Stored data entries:
┄┄┄┄┄┄┄┄┄┄
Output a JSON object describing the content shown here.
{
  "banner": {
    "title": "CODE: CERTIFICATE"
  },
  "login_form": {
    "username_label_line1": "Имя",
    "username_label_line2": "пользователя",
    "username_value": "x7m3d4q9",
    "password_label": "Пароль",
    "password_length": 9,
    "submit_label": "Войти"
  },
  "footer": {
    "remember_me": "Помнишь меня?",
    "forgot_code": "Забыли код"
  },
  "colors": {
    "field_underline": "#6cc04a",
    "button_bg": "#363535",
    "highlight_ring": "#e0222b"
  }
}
┄┄┄┄┄┄┄┄┄┄
Exercise details
Every entry above needs to be quoted exactly.

Written answer
Output a JSON object describing the content shown here.
{
  "banner": {
    "title": "CODE: CERTIFICATE"
  },
  "login_form": {
    "username_label_line1": "Имя",
    "username_label_line2": "пользователя",
    "username_value": "x7m3d4q9",
    "password_label": "Пароль",
    "password_length": 9,
    "submit_label": "Войти"
  },
  "footer": {
    "remember_me": "Помнишь меня?",
    "forgot_code": "Забыли код"
  },
  "colors": {
    "field_underline": "#6cc04a",
    "button_bg": "#363535",
    "highlight_ring": "#e0222b"
  }
}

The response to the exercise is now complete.